EXERCISE DESCRIPTION: Your task is to transcribe all of the data below exactly, omitting the images.

STORED RECORDS:
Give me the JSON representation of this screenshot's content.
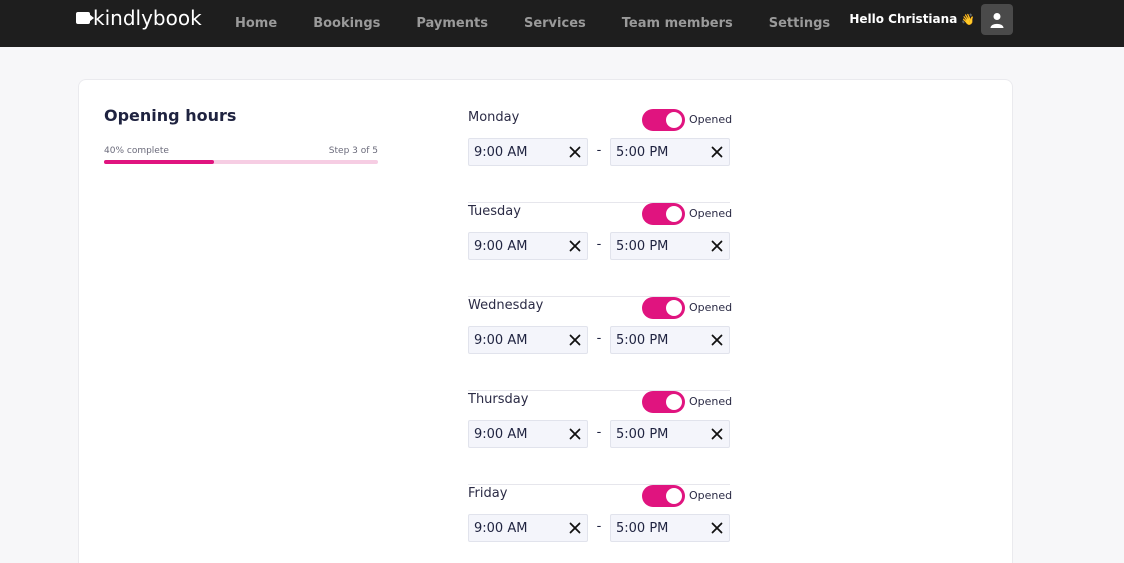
{
  "header": {
    "brand": "kindlybook",
    "nav": [
      "Home",
      "Bookings",
      "Payments",
      "Services",
      "Team members",
      "Settings"
    ],
    "greeting": "Hello Christiana",
    "greeting_icon": "waving-hand-icon",
    "avatar_icon": "user-icon"
  },
  "page": {
    "title": "Opening hours",
    "progress_label": "40% complete",
    "progress_value": 0.4,
    "step_label": "Step 3 of 5"
  },
  "colors": {
    "accent": "#e0147f",
    "topbar": "#1e1e1e"
  },
  "days": [
    {
      "name": "Monday",
      "status": "Opened",
      "from": "9:00 AM",
      "to": "5:00 PM",
      "separator": "-"
    },
    {
      "name": "Tuesday",
      "status": "Opened",
      "from": "9:00 AM",
      "to": "5:00 PM",
      "separator": "-"
    },
    {
      "name": "Wednesday",
      "status": "Opened",
      "from": "9:00 AM",
      "to": "5:00 PM",
      "separator": "-"
    },
    {
      "name": "Thursday",
      "status": "Opened",
      "from": "9:00 AM",
      "to": "5:00 PM",
      "separator": "-"
    },
    {
      "name": "Friday",
      "status": "Opened",
      "from": "9:00 AM",
      "to": "5:00 PM",
      "separator": "-"
    }
  ]
}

TASK SOLUTION:
Give me the JSON representation of this screenshot's content.
{
  "header": {
    "brand": "kindlybook",
    "nav": [
      "Home",
      "Bookings",
      "Payments",
      "Services",
      "Team members",
      "Settings"
    ],
    "greeting": "Hello Christiana",
    "greeting_icon": "waving-hand-icon",
    "avatar_icon": "user-icon"
  },
  "page": {
    "title": "Opening hours",
    "progress_label": "40% complete",
    "progress_value": 0.4,
    "step_label": "Step 3 of 5"
  },
  "colors": {
    "accent": "#e0147f",
    "topbar": "#1e1e1e"
  },
  "days": [
    {
      "name": "Monday",
      "status": "Opened",
      "from": "9:00 AM",
      "to": "5:00 PM",
      "separator": "-"
    },
    {
      "name": "Tuesday",
      "status": "Opened",
      "from": "9:00 AM",
      "to": "5:00 PM",
      "separator": "-"
    },
    {
      "name": "Wednesday",
      "status": "Opened",
      "from": "9:00 AM",
      "to": "5:00 PM",
      "separator": "-"
    },
    {
      "name": "Thursday",
      "status": "Opened",
      "from": "9:00 AM",
      "to": "5:00 PM",
      "separator": "-"
    },
    {
      "name": "Friday",
      "status": "Opened",
      "from": "9:00 AM",
      "to": "5:00 PM",
      "separator": "-"
    }
  ]
}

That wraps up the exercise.